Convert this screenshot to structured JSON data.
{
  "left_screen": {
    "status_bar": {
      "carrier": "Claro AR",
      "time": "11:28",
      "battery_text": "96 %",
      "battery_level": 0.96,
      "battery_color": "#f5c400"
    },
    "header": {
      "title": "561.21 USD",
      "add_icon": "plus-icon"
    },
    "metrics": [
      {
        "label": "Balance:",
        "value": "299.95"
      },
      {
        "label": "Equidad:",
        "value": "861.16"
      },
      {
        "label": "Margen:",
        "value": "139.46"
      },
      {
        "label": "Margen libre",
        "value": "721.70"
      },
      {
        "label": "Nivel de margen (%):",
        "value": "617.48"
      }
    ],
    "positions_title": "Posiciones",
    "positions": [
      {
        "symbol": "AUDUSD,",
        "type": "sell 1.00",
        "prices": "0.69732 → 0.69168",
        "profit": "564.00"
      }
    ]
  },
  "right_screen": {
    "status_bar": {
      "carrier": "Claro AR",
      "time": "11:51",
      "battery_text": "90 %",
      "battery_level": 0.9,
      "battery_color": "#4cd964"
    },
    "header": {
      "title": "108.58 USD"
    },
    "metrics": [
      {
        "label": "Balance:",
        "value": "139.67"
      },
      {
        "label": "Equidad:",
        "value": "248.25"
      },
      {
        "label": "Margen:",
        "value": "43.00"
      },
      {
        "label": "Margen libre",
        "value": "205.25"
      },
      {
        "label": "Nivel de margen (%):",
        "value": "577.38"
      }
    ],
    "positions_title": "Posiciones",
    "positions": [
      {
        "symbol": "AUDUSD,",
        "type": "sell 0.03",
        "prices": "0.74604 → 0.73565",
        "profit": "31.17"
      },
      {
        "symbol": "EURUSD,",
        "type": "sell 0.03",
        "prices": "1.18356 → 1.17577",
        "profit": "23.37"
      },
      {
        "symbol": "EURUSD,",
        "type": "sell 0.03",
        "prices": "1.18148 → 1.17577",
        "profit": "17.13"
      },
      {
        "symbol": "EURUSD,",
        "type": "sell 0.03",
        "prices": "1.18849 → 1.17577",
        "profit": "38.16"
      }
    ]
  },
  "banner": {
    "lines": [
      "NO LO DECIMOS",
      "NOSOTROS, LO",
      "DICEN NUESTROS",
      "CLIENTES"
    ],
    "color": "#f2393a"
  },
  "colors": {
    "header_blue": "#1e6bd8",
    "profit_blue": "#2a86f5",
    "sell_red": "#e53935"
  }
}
----------------
## What is being asked
All of the entries should be written out again exactly.

## Task answer
Convert this screenshot to structured JSON data.
{
  "left_screen": {
    "status_bar": {
      "carrier": "Claro AR",
      "time": "11:28",
      "battery_text": "96 %",
      "battery_level": 0.96,
      "battery_color": "#f5c400"
    },
    "header": {
      "title": "561.21 USD",
      "add_icon": "plus-icon"
    },
    "metrics": [
      {
        "label": "Balance:",
        "value": "299.95"
      },
      {
        "label": "Equidad:",
        "value": "861.16"
      },
      {
        "label": "Margen:",
        "value": "139.46"
      },
      {
        "label": "Margen libre",
        "value": "721.70"
      },
      {
        "label": "Nivel de margen (%):",
        "value": "617.48"
      }
    ],
    "positions_title": "Posiciones",
    "positions": [
      {
        "symbol": "AUDUSD,",
        "type": "sell 1.00",
        "prices": "0.69732 → 0.69168",
        "profit": "564.00"
      }
    ]
  },
  "right_screen": {
    "status_bar": {
      "carrier": "Claro AR",
      "time": "11:51",
      "battery_text": "90 %",
      "battery_level": 0.9,
      "battery_color": "#4cd964"
    },
    "header": {
      "title": "108.58 USD"
    },
    "metrics": [
      {
        "label": "Balance:",
        "value": "139.67"
      },
      {
        "label": "Equidad:",
        "value": "248.25"
      },
      {
        "label": "Margen:",
        "value": "43.00"
      },
      {
        "label": "Margen libre",
        "value": "205.25"
      },
      {
        "label": "Nivel de margen (%):",
        "value": "577.38"
      }
    ],
    "positions_title": "Posiciones",
    "positions": [
      {
        "symbol": "AUDUSD,",
        "type": "sell 0.03",
        "prices": "0.74604 → 0.73565",
        "profit": "31.17"
      },
      {
        "symbol": "EURUSD,",
        "type": "sell 0.03",
        "prices": "1.18356 → 1.17577",
        "profit": "23.37"
      },
      {
        "symbol": "EURUSD,",
        "type": "sell 0.03",
        "prices": "1.18148 → 1.17577",
        "profit": "17.13"
      },
      {
        "symbol": "EURUSD,",
        "type": "sell 0.03",
        "prices": "1.18849 → 1.17577",
        "profit": "38.16"
      }
    ]
  },
  "banner": {
    "lines": [
      "NO LO DECIMOS",
      "NOSOTROS, LO",
      "DICEN NUESTROS",
      "CLIENTES"
    ],
    "color": "#f2393a"
  },
  "colors": {
    "header_blue": "#1e6bd8",
    "profit_blue": "#2a86f5",
    "sell_red": "#e53935"
  }
}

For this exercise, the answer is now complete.